- **WRITTEN EXERCISE**: Copy out the lines that include the word "JSON".

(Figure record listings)
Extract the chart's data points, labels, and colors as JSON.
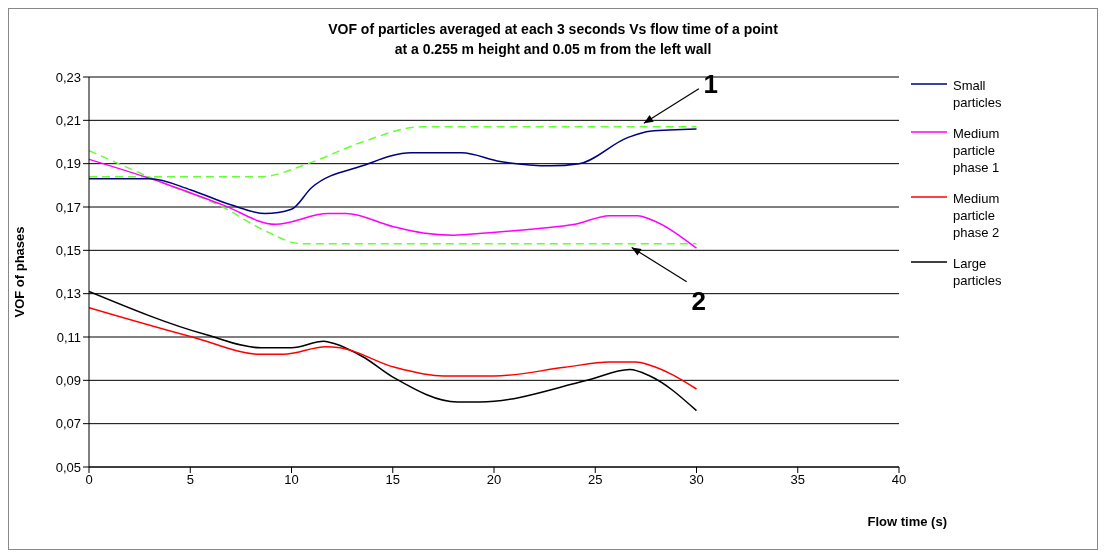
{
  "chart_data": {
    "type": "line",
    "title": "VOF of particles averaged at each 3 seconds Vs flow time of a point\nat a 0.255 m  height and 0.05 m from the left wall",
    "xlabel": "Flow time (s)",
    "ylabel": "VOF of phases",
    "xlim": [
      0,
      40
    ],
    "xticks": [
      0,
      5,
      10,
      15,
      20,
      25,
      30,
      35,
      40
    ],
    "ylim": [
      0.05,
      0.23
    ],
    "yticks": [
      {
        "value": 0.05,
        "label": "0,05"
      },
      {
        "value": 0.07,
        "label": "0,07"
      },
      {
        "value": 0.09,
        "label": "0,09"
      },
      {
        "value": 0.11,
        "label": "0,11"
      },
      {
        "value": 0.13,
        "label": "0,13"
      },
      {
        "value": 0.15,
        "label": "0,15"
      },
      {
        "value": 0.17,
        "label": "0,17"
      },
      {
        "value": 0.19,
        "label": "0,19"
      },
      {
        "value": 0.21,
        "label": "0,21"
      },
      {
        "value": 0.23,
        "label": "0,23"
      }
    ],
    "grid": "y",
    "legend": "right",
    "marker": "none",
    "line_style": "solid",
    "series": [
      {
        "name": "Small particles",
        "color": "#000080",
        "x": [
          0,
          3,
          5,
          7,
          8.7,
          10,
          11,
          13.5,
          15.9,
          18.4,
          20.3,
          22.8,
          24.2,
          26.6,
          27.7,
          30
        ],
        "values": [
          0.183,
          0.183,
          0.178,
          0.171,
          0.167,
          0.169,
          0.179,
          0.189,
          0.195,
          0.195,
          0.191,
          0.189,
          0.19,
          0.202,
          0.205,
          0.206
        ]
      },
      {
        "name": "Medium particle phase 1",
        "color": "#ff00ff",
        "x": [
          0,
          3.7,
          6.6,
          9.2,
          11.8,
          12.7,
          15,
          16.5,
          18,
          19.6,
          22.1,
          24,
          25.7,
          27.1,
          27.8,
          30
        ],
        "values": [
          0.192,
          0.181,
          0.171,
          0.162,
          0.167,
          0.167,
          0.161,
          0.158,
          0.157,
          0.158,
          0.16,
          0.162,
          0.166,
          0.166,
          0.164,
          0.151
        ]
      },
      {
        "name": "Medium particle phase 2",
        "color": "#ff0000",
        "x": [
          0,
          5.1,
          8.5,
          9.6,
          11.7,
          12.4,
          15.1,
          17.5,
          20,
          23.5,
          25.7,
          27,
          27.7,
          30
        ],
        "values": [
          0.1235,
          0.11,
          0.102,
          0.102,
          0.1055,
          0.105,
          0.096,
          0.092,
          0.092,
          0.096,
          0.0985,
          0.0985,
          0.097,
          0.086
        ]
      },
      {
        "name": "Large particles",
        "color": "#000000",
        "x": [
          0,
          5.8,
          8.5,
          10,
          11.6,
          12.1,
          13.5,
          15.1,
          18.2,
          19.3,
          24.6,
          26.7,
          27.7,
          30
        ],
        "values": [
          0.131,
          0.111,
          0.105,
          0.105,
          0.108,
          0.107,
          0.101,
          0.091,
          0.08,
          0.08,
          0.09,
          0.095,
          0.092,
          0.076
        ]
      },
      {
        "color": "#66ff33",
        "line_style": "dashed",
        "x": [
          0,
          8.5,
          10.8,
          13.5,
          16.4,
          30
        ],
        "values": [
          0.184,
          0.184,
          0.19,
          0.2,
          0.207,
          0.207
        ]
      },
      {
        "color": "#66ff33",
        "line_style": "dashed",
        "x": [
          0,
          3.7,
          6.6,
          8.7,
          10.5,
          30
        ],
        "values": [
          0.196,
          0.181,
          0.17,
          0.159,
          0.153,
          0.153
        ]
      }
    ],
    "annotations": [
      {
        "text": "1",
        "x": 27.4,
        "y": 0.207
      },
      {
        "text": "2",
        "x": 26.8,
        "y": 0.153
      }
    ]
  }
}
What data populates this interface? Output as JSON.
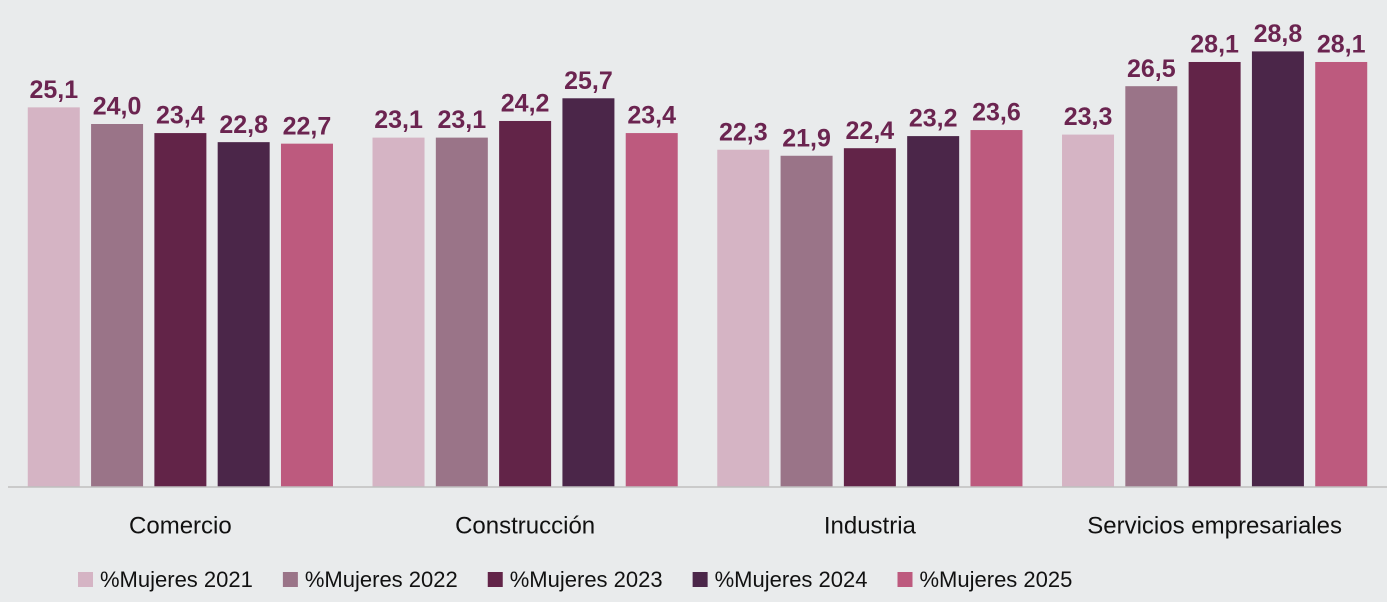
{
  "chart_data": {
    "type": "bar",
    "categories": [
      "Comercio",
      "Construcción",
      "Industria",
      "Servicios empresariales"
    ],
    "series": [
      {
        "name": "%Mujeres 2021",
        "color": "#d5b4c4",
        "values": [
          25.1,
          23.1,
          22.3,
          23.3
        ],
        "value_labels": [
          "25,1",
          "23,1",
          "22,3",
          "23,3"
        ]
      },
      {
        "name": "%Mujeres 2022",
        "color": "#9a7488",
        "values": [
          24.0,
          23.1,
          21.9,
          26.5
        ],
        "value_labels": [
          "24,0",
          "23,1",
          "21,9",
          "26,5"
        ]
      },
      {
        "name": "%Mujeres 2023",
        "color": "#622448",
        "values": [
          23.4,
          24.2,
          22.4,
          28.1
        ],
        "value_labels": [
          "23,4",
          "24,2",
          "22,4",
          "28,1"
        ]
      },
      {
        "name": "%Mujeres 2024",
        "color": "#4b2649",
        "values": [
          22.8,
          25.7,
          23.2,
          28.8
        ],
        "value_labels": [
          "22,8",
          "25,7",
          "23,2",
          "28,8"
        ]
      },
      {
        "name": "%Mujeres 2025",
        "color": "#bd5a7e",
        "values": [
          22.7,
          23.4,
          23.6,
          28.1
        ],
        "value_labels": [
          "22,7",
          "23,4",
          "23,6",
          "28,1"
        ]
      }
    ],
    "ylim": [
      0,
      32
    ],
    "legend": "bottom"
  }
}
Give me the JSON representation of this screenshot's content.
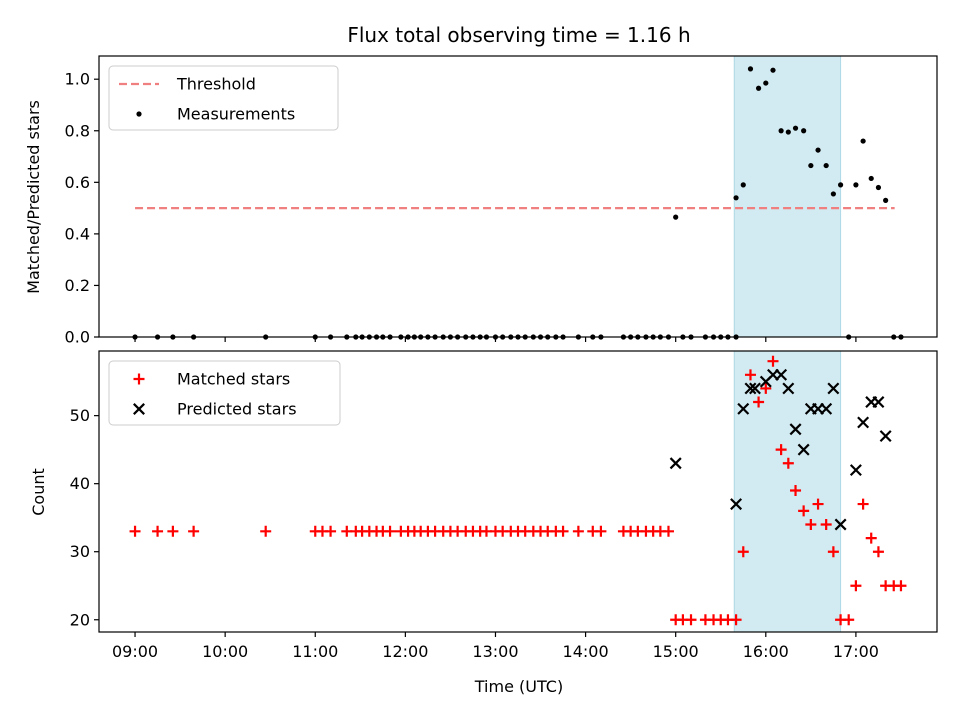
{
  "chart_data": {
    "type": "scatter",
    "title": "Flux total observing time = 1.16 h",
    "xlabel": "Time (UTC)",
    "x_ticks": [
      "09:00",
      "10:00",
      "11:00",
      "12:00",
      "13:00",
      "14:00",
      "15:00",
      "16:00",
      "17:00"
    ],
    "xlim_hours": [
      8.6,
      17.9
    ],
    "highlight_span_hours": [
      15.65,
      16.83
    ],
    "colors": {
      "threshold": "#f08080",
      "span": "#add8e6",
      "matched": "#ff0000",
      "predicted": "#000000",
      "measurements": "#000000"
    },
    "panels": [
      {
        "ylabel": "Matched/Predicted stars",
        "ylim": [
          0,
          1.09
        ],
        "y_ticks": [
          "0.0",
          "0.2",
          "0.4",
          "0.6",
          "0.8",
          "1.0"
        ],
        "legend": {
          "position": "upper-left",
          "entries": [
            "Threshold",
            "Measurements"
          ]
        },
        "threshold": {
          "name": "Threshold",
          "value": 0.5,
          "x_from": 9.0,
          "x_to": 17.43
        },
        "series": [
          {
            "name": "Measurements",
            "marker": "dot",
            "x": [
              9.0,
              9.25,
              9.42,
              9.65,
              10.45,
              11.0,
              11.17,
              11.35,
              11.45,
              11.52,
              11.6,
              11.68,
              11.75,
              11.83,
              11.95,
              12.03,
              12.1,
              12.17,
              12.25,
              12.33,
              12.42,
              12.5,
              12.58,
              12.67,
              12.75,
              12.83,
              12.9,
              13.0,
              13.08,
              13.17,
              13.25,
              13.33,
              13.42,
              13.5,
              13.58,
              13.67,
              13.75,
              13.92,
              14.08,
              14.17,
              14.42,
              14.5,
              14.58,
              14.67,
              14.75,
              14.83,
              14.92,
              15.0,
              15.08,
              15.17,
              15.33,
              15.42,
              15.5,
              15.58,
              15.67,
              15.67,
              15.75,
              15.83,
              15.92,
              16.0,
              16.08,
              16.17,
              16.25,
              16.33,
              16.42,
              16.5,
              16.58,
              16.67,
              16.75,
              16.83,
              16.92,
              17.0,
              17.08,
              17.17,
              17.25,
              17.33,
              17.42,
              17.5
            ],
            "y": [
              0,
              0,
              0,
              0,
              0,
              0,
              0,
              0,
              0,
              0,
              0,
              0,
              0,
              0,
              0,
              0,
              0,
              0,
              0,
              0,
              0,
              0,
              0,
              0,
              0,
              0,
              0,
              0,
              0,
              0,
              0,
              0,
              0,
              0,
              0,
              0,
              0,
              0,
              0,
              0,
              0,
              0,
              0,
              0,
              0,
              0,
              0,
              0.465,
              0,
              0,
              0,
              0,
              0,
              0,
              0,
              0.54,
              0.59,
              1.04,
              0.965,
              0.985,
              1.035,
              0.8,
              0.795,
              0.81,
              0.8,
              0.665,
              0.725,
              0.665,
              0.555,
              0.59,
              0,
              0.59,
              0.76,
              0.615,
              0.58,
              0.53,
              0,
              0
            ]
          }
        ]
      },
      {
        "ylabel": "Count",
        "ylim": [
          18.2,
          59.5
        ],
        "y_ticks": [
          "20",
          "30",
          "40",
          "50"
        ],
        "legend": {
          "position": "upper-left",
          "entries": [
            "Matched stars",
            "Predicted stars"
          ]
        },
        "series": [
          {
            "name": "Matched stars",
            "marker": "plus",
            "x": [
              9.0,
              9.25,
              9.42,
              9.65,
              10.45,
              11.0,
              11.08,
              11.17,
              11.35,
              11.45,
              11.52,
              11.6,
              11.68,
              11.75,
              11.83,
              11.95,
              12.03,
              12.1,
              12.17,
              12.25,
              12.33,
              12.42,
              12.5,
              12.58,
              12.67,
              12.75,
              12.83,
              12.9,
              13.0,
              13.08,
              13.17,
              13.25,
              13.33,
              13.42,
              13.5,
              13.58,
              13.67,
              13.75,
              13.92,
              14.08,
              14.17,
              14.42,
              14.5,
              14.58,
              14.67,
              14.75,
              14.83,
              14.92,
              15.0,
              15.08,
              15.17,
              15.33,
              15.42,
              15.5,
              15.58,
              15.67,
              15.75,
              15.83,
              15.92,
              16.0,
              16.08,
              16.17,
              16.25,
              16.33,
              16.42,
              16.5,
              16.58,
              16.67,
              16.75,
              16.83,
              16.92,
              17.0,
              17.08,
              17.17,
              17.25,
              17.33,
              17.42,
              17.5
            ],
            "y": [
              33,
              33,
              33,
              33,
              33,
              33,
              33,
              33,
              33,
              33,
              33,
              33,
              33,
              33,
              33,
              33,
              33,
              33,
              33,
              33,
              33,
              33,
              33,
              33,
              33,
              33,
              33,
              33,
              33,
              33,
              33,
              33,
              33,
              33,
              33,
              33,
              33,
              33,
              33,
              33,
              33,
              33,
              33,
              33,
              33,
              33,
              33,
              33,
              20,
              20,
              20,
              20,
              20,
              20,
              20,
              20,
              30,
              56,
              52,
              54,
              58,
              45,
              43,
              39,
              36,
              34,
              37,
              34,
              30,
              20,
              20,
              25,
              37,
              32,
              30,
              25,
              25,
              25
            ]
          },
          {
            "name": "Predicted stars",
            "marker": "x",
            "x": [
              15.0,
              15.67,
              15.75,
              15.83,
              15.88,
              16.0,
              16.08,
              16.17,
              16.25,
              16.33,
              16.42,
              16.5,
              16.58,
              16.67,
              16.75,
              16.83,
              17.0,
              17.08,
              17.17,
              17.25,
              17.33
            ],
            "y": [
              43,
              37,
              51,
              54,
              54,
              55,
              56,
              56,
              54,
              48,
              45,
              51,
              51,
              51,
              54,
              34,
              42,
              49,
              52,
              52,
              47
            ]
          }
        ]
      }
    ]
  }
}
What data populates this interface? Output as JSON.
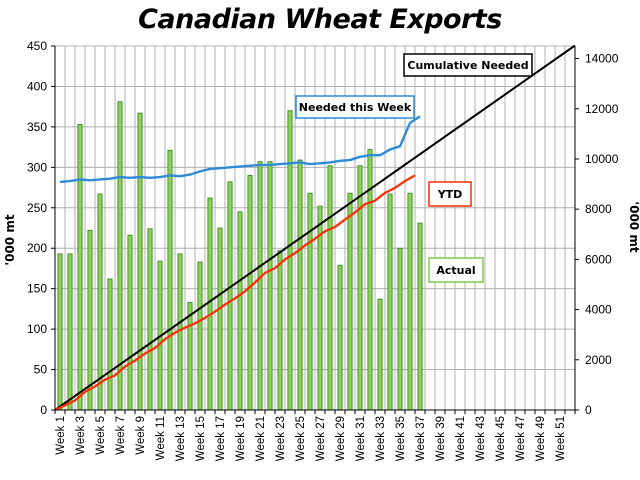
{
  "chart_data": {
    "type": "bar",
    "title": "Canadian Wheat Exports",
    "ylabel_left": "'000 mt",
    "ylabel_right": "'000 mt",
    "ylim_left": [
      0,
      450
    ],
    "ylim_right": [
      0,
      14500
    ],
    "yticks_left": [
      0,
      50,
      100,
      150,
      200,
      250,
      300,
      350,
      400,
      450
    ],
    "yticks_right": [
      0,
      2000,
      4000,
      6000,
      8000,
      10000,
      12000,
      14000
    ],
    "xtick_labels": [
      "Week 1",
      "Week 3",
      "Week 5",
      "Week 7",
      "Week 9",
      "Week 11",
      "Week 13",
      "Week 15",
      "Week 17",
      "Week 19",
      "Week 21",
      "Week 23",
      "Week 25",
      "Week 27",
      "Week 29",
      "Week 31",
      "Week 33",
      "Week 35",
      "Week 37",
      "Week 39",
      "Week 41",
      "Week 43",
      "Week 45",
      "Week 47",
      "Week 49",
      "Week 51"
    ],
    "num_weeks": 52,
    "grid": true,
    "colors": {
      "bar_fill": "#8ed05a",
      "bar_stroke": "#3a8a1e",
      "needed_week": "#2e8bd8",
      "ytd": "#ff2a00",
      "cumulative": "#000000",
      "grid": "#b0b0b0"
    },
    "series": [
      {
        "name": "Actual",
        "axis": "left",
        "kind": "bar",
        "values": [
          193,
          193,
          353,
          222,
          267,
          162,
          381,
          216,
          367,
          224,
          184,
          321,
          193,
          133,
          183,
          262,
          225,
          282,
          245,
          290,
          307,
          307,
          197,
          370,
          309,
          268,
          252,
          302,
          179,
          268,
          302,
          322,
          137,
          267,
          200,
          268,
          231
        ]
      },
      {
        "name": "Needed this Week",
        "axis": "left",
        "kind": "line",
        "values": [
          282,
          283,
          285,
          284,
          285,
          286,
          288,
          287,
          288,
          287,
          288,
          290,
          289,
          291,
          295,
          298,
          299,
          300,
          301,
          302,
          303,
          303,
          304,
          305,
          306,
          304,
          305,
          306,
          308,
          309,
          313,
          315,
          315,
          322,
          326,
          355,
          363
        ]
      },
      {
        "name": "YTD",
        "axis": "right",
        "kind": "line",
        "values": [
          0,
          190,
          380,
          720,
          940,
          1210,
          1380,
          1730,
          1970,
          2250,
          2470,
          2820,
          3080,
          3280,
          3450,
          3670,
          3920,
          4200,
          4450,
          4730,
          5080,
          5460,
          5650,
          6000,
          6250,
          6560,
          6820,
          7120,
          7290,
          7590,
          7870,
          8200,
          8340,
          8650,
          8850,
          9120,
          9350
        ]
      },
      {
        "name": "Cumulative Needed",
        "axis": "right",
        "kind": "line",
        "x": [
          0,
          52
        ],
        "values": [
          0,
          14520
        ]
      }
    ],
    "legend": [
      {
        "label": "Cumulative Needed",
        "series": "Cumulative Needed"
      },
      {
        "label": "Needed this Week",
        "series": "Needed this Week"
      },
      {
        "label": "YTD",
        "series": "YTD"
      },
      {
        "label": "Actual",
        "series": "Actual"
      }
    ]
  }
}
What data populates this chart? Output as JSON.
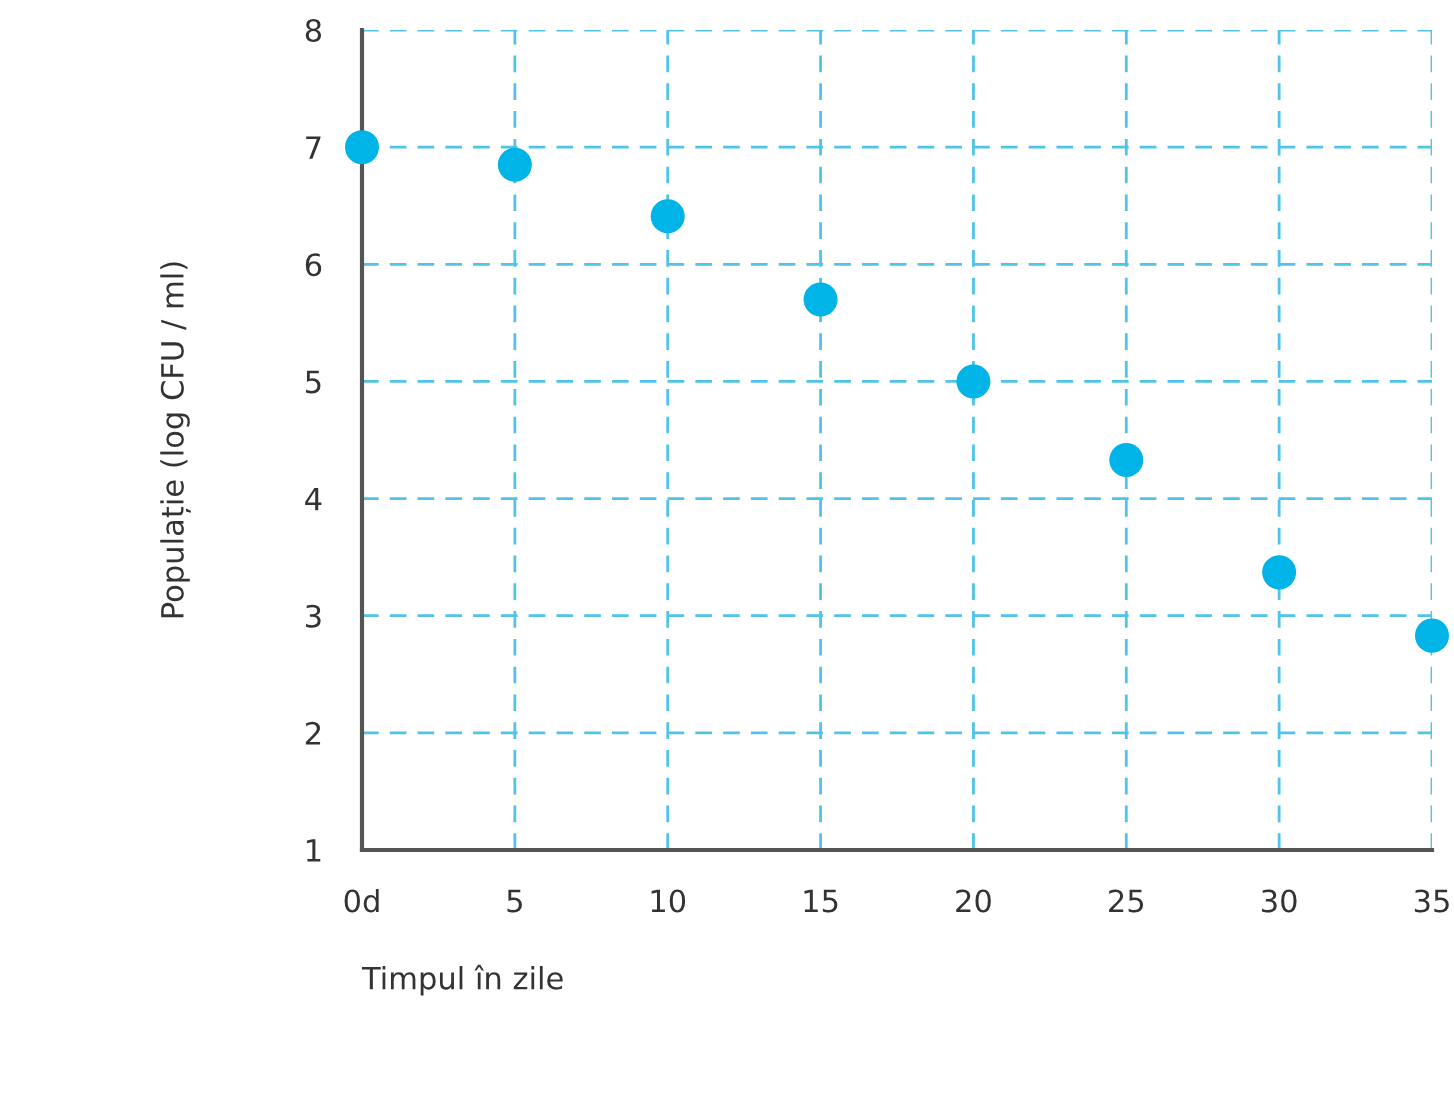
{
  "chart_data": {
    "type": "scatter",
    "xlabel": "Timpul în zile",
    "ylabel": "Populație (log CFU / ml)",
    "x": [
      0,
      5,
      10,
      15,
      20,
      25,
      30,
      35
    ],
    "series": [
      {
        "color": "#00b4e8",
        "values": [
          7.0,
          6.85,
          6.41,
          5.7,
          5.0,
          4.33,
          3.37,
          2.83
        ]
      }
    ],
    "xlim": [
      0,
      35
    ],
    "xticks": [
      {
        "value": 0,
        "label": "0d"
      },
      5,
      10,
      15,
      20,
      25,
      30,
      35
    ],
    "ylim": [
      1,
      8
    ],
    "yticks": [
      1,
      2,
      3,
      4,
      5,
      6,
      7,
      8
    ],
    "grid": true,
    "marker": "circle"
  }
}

- **COMPLETE ANSWER**:
Extract the chart's data points, labels, and colors as JSON.
What data populates this interface? Output as JSON.
Give me the JSON representation of this screenshot's content.
What data populates this interface? Output as JSON.
What data populates this chart? Output as JSON.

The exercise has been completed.